Records that describe figures
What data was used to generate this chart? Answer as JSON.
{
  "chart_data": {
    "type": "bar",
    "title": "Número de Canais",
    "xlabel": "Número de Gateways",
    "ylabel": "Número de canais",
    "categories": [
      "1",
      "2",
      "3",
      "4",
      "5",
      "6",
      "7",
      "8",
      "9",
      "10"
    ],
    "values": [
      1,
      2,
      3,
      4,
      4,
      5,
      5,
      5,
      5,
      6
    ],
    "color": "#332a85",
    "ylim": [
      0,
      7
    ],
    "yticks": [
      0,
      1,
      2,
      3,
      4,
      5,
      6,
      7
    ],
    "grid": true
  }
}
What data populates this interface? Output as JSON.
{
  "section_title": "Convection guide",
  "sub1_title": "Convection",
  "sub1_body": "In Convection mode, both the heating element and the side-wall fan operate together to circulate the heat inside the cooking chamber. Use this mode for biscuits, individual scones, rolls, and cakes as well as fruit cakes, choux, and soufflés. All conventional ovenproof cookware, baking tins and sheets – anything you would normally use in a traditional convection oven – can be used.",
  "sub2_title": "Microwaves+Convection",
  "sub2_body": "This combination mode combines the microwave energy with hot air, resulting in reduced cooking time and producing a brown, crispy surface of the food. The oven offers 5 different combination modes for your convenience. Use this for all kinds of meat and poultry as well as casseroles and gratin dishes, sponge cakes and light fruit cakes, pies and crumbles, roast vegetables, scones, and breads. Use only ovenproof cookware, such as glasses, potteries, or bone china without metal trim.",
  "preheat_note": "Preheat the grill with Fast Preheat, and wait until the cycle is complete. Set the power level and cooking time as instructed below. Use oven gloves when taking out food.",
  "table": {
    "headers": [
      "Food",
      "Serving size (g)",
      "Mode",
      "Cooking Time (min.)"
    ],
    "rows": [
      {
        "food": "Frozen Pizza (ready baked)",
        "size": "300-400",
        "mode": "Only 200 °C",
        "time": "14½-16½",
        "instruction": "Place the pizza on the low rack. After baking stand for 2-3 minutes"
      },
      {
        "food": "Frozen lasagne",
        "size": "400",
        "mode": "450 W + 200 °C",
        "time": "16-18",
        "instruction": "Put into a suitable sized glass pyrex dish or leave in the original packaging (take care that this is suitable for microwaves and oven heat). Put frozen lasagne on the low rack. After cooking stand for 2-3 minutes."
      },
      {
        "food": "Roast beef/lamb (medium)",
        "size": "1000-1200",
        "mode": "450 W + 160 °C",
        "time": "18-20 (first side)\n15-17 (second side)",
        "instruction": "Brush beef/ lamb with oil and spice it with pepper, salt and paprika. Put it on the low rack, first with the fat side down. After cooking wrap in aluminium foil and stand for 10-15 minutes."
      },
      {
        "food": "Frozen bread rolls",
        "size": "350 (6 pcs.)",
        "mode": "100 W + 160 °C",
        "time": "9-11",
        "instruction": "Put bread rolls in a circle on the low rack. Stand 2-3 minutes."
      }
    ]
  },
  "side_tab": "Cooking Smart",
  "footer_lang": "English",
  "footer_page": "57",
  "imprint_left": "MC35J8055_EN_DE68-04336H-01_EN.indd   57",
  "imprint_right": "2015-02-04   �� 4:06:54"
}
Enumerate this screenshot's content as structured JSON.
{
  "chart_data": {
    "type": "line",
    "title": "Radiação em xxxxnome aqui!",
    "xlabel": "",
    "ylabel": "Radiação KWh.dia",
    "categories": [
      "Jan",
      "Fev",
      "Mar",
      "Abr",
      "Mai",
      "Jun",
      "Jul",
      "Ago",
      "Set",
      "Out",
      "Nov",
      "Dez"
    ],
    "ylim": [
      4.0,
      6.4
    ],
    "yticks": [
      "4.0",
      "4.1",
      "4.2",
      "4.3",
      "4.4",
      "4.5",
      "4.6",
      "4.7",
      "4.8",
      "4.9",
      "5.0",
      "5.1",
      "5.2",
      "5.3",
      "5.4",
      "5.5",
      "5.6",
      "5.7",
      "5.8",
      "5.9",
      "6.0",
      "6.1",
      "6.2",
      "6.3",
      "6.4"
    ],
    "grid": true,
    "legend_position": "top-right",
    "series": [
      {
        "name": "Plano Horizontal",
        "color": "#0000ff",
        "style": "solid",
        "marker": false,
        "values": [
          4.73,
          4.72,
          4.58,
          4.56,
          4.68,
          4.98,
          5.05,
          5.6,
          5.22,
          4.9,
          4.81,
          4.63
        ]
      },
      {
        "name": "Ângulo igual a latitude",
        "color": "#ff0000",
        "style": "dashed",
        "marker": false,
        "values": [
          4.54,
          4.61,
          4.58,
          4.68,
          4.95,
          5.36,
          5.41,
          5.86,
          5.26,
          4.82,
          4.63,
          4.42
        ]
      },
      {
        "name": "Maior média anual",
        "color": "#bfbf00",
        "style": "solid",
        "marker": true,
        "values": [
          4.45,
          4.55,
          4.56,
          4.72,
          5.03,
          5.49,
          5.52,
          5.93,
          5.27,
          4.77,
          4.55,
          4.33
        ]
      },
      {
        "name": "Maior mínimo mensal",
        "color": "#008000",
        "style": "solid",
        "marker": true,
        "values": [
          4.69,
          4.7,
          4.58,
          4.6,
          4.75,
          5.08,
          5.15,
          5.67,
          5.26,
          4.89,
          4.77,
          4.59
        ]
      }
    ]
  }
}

• What is asked
Examine the listing and say how many of its lines contain the string "beef". Give the number alone.

• Complete response
2